- _What is required_:
Change every "count-label" in the data below to "count-marker" and repeat the lines with nothing else altered, leaving out the picture.
┄┄┄┄┄┄
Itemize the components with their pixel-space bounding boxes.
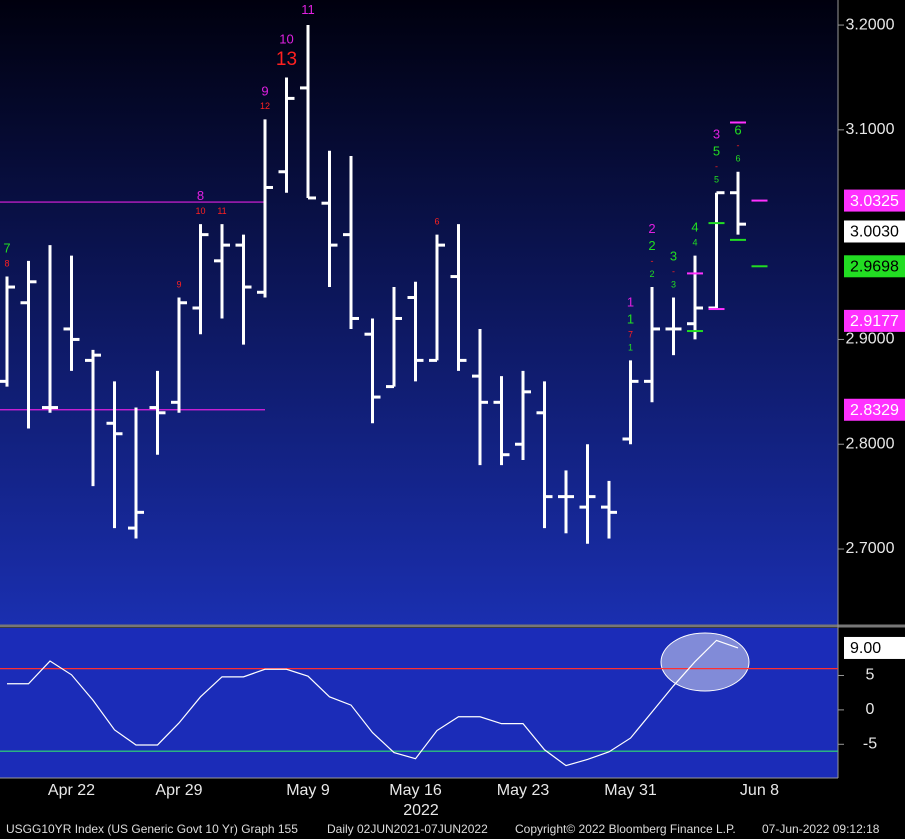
count-label: 1 [627, 294, 634, 309]
count-label: - [737, 141, 740, 151]
count-label: 12 [260, 101, 270, 111]
value-badge-label: 2.9177 [850, 313, 899, 330]
y-tick-label: 3.1000 [846, 121, 895, 138]
count-label: 2 [648, 238, 655, 253]
count-label: 3 [713, 127, 720, 142]
value-badge [844, 189, 905, 212]
count-label: 3 [670, 248, 677, 263]
x-tick-label: May 16 [389, 782, 442, 799]
count-label: 9 [176, 279, 181, 289]
count-label: 3 [671, 279, 676, 289]
y-tick-label: 0 [866, 701, 875, 718]
count-label: 2 [648, 221, 655, 236]
count-label: 5 [713, 144, 720, 159]
price-panel [0, 0, 838, 625]
value-badge-label: 3.0030 [850, 224, 899, 241]
x-tick-label: May 9 [286, 782, 330, 799]
count-label: 10 [279, 31, 293, 46]
count-label: 9 [261, 83, 268, 98]
footer-range: Daily 02JUN2021-07JUN2022 [327, 822, 488, 836]
count-label: 11 [217, 206, 226, 216]
count-label: 5 [714, 175, 719, 185]
y-tick-label: 5 [866, 667, 875, 684]
count-label: - [651, 256, 654, 266]
count-label: 1 [628, 342, 633, 352]
oscillator-line [7, 639, 739, 767]
value-badge [844, 398, 905, 421]
count-label: 10 [195, 206, 205, 216]
count-label: 7 [3, 240, 10, 255]
x-tick-label: May 31 [604, 782, 657, 799]
count-label: 4 [692, 237, 697, 247]
count-label: 6 [734, 123, 741, 138]
value-badge-label: 3.0325 [850, 193, 899, 210]
count-label: 2 [649, 269, 654, 279]
value-badge [844, 636, 905, 659]
count-label: - [672, 266, 675, 276]
y-tick-label: 2.9000 [846, 331, 895, 348]
y-tick-label: -5 [863, 736, 877, 753]
count-label: 8 [197, 188, 204, 203]
count-label: 6 [735, 154, 740, 164]
x-axis-year: 2022 [403, 802, 439, 819]
x-tick-label: Jun 8 [740, 782, 779, 799]
x-tick-label: Apr 29 [155, 782, 202, 799]
y-tick-label: 2.7000 [846, 540, 895, 557]
value-badge-label: 2.9698 [850, 259, 899, 276]
oscillator-panel [0, 628, 838, 778]
value-badge-label: 2.8329 [850, 402, 899, 419]
footer-timestamp: 07-Jun-2022 09:12:18 [762, 822, 880, 836]
y-tick-label: 3.2000 [846, 16, 895, 33]
count-label: - [715, 162, 718, 172]
count-label: 6 [434, 217, 439, 227]
value-badge [844, 309, 905, 332]
x-tick-label: Apr 22 [48, 782, 95, 799]
count-label: 13 [276, 49, 297, 70]
value-badge [844, 220, 905, 243]
value-badge-label: 9.00 [850, 640, 881, 657]
count-label: 1 [627, 311, 634, 326]
count-label: 4 [691, 220, 698, 235]
x-tick-label: May 23 [497, 782, 550, 799]
y-tick-label: 2.8000 [846, 435, 895, 452]
count-label: 11 [301, 2, 315, 17]
highlight-circle [660, 632, 750, 692]
value-badge [844, 255, 905, 278]
count-label: 8 [4, 258, 9, 268]
footer-ticker: USGG10YR Index (US Generic Govt 10 Yr) G… [6, 822, 298, 836]
footer-copyright: Copyright© 2022 Bloomberg Finance L.P. [515, 822, 736, 836]
count-label: 7 [628, 329, 633, 339]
┄┄┄┄┄┄
- _Full solution_:
Itemize the components with their pixel-space bounding boxes.
count-marker: 1 [627, 294, 634, 309]
count-marker: - [737, 141, 740, 151]
count-marker: 12 [260, 101, 270, 111]
value-badge-label: 2.9177 [850, 313, 899, 330]
y-tick-label: 3.1000 [846, 121, 895, 138]
count-marker: 2 [648, 238, 655, 253]
count-marker: 3 [713, 127, 720, 142]
value-badge [844, 189, 905, 212]
count-marker: 3 [670, 248, 677, 263]
x-tick-label: May 16 [389, 782, 442, 799]
count-marker: 9 [176, 279, 181, 289]
count-marker: 3 [671, 279, 676, 289]
y-tick-label: 0 [866, 701, 875, 718]
count-marker: 2 [648, 221, 655, 236]
count-marker: 5 [713, 144, 720, 159]
price-panel [0, 0, 838, 625]
value-badge-label: 3.0030 [850, 224, 899, 241]
x-tick-label: May 9 [286, 782, 330, 799]
count-marker: 10 [279, 31, 293, 46]
count-marker: 9 [261, 83, 268, 98]
footer-range: Daily 02JUN2021-07JUN2022 [327, 822, 488, 836]
count-marker: 11 [217, 206, 226, 216]
count-marker: 5 [714, 175, 719, 185]
y-tick-label: 5 [866, 667, 875, 684]
count-marker: - [651, 256, 654, 266]
count-marker: 1 [628, 342, 633, 352]
oscillator-line [7, 639, 739, 767]
value-badge [844, 398, 905, 421]
count-marker: 10 [195, 206, 205, 216]
count-marker: 7 [3, 240, 10, 255]
x-tick-label: May 31 [604, 782, 657, 799]
count-marker: 4 [692, 237, 697, 247]
count-marker: 6 [734, 123, 741, 138]
value-badge-label: 3.0325 [850, 193, 899, 210]
count-marker: 2 [649, 269, 654, 279]
value-badge [844, 636, 905, 659]
count-marker: - [672, 266, 675, 276]
y-tick-label: 2.9000 [846, 331, 895, 348]
y-tick-label: -5 [863, 736, 877, 753]
count-marker: 8 [197, 188, 204, 203]
count-marker: 6 [735, 154, 740, 164]
x-axis-year: 2022 [403, 802, 439, 819]
x-tick-label: Jun 8 [740, 782, 779, 799]
x-tick-label: Apr 29 [155, 782, 202, 799]
y-tick-label: 2.7000 [846, 540, 895, 557]
value-badge-label: 2.9698 [850, 259, 899, 276]
oscillator-panel [0, 628, 838, 778]
value-badge-label: 2.8329 [850, 402, 899, 419]
footer-timestamp: 07-Jun-2022 09:12:18 [762, 822, 880, 836]
y-tick-label: 3.2000 [846, 16, 895, 33]
count-marker: - [715, 162, 718, 172]
count-marker: 6 [434, 217, 439, 227]
value-badge [844, 309, 905, 332]
x-tick-label: Apr 22 [48, 782, 95, 799]
count-marker: 13 [276, 49, 297, 70]
value-badge [844, 220, 905, 243]
value-badge-label: 9.00 [850, 640, 881, 657]
count-marker: 1 [627, 311, 634, 326]
count-marker: 4 [691, 220, 698, 235]
x-tick-label: May 23 [497, 782, 550, 799]
y-tick-label: 2.8000 [846, 435, 895, 452]
count-marker: 11 [301, 2, 315, 17]
highlight-circle [660, 632, 750, 692]
value-badge [844, 255, 905, 278]
count-marker: 8 [4, 258, 9, 268]
footer-ticker: USGG10YR Index (US Generic Govt 10 Yr) G… [6, 822, 298, 836]
footer-copyright: Copyright© 2022 Bloomberg Finance L.P. [515, 822, 736, 836]
count-marker: 7 [628, 329, 633, 339]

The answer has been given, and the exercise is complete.